Make an exact copy of all the data.

┌──

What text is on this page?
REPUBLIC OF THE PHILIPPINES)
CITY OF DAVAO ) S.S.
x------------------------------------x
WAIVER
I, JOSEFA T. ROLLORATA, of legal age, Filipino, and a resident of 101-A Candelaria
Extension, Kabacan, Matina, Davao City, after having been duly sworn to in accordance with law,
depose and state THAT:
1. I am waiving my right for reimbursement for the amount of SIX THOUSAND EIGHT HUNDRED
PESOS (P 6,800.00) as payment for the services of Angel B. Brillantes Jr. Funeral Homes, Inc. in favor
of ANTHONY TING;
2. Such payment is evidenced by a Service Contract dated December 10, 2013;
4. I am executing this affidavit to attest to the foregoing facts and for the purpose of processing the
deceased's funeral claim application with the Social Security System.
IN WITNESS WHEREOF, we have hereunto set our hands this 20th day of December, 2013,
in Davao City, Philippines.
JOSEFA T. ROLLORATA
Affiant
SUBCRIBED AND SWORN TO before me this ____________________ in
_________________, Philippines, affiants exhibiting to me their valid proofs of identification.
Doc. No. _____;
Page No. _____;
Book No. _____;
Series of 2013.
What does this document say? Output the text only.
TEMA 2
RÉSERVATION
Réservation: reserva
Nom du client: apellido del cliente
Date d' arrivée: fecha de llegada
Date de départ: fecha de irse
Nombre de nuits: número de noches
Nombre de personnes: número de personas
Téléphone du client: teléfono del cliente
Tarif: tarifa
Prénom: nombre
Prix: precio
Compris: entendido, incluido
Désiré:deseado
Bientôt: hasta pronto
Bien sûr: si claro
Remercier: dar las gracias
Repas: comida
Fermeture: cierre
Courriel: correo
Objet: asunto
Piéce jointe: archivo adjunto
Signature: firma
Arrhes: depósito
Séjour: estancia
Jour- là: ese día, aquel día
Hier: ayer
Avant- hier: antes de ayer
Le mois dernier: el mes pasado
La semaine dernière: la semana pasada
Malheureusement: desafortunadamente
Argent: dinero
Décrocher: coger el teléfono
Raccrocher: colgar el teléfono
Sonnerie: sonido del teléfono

└──

(Reply to the task):
What text is on this page?
REPUBLIC OF THE PHILIPPINES)
CITY OF DAVAO ) S.S.
x------------------------------------x
WAIVER
I, JOSEFA T. ROLLORATA, of legal age, Filipino, and a resident of 101-A Candelaria
Extension, Kabacan, Matina, Davao City, after having been duly sworn to in accordance with law,
depose and state THAT:
1. I am waiving my right for reimbursement for the amount of SIX THOUSAND EIGHT HUNDRED
PESOS (P 6,800.00) as payment for the services of Angel B. Brillantes Jr. Funeral Homes, Inc. in favor
of ANTHONY TING;
2. Such payment is evidenced by a Service Contract dated December 10, 2013;
4. I am executing this affidavit to attest to the foregoing facts and for the purpose of processing the
deceased's funeral claim application with the Social Security System.
IN WITNESS WHEREOF, we have hereunto set our hands this 20th day of December, 2013,
in Davao City, Philippines.
JOSEFA T. ROLLORATA
Affiant
SUBCRIBED AND SWORN TO before me this ____________________ in
_________________, Philippines, affiants exhibiting to me their valid proofs of identification.
Doc. No. _____;
Page No. _____;
Book No. _____;
Series of 2013.
What does this document say? Output the text only.
TEMA 2
RÉSERVATION
Réservation: reserva
Nom du client: apellido del cliente
Date d' arrivée: fecha de llegada
Date de départ: fecha de irse
Nombre de nuits: número de noches
Nombre de personnes: número de personas
Téléphone du client: teléfono del cliente
Tarif: tarifa
Prénom: nombre
Prix: precio
Compris: entendido, incluido
Désiré:deseado
Bientôt: hasta pronto
Bien sûr: si claro
Remercier: dar las gracias
Repas: comida
Fermeture: cierre
Courriel: correo
Objet: asunto
Piéce jointe: archivo adjunto
Signature: firma
Arrhes: depósito
Séjour: estancia
Jour- là: ese día, aquel día
Hier: ayer
Avant- hier: antes de ayer
Le mois dernier: el mes pasado
La semaine dernière: la semana pasada
Malheureusement: desafortunadamente
Argent: dinero
Décrocher: coger el teléfono
Raccrocher: colgar el teléfono
Sonnerie: sonido del teléfono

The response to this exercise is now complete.